- _ENTRIES PROVIDED_
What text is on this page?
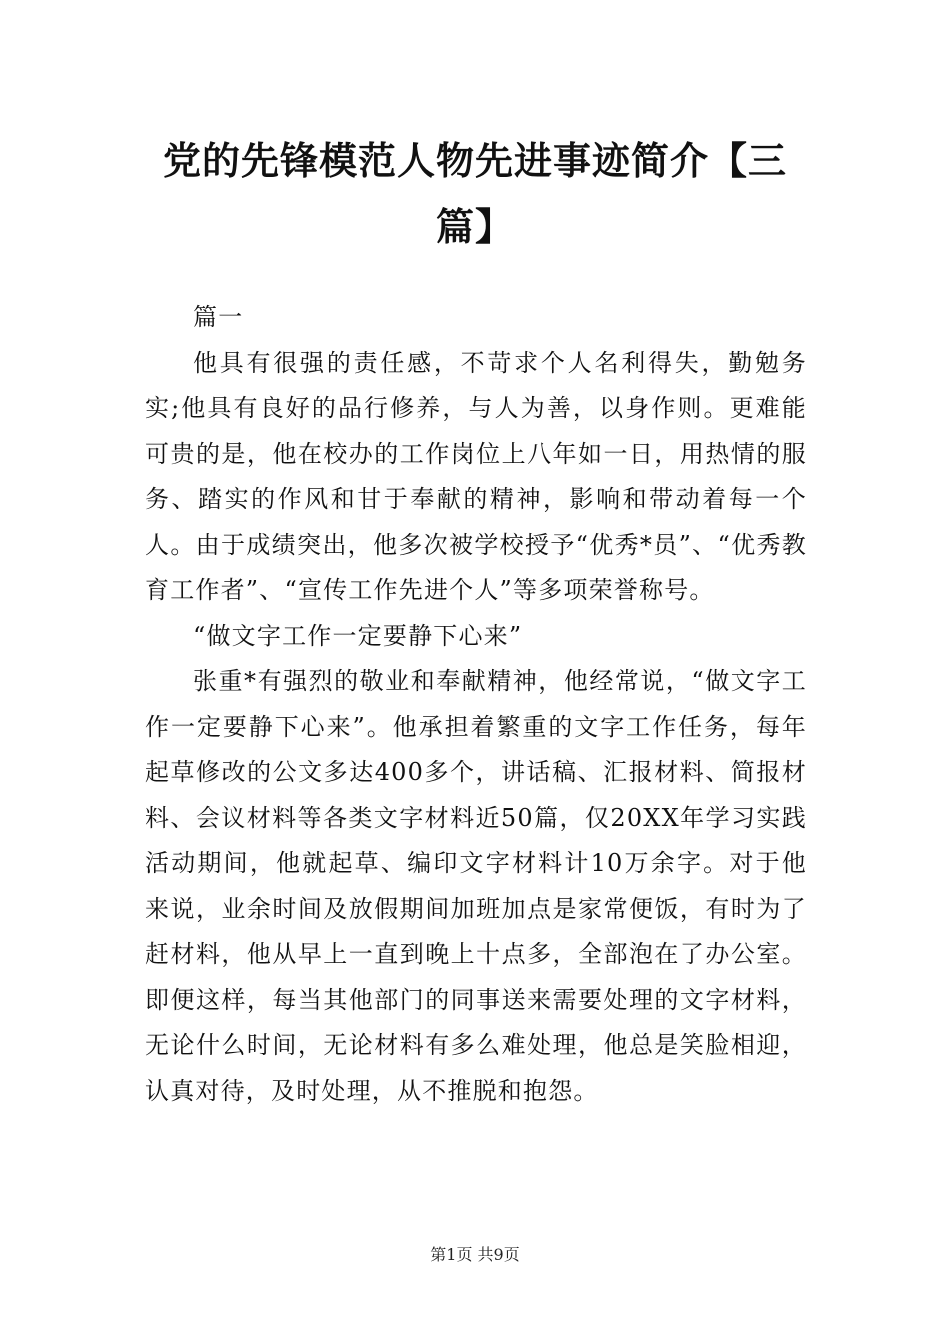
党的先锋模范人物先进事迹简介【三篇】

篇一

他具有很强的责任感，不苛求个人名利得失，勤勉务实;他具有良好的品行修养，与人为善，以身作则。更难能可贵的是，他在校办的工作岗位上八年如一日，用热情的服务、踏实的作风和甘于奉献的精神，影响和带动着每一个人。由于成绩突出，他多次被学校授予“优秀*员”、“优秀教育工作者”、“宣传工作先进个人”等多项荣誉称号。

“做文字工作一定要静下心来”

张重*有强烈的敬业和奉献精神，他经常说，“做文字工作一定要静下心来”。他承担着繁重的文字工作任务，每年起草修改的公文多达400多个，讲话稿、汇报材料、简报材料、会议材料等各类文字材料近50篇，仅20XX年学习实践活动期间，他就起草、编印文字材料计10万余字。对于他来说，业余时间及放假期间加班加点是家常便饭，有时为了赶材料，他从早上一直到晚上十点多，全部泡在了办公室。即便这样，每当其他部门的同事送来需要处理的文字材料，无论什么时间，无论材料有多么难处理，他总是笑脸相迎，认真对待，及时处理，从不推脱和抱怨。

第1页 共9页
==
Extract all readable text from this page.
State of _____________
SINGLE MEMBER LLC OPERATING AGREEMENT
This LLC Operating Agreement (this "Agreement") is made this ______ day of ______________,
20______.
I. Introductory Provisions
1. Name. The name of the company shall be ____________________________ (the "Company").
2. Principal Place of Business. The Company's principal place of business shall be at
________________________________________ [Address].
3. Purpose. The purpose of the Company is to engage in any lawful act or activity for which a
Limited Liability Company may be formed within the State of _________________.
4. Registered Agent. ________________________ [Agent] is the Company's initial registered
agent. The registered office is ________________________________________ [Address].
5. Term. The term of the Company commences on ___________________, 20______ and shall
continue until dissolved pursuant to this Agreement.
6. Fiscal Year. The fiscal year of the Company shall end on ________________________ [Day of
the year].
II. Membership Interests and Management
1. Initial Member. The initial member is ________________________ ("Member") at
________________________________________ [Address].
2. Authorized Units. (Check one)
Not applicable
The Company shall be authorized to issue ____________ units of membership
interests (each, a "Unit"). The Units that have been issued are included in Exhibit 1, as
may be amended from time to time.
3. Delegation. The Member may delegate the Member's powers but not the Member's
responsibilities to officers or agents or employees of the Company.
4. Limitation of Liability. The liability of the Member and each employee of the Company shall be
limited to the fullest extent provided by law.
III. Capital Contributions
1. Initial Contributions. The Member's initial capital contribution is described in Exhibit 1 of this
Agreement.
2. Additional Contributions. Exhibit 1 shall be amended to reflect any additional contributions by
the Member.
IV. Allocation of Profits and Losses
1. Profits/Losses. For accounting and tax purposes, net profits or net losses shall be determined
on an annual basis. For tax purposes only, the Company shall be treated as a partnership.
==
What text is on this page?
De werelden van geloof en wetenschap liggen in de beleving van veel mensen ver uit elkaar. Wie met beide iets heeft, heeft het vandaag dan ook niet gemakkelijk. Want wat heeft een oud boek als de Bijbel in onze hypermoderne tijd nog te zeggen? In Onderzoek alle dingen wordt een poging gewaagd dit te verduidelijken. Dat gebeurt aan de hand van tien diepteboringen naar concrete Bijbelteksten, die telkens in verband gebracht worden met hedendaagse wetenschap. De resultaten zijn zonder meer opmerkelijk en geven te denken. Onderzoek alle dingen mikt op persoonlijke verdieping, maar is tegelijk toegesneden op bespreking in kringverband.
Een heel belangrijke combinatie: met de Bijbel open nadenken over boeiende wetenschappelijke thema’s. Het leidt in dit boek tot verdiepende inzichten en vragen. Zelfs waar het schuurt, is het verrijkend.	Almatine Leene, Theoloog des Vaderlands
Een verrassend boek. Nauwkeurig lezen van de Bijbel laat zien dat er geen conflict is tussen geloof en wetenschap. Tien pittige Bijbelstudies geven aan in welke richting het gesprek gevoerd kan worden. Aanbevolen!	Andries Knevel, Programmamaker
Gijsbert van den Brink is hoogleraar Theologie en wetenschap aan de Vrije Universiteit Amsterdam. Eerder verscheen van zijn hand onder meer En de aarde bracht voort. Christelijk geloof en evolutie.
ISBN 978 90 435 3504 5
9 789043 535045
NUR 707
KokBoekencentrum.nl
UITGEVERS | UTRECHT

- _STATED EXERCISE_
Gather every line containing the word "Contributions" and copy it.

- _FINAL RESULT_
III. Capital Contributions
1. Initial Contributions. The Member's initial capital contribution is described in Exhibit 1 of this
2. Additional Contributions. Exhibit 1 shall be amended to reflect any additional contributions by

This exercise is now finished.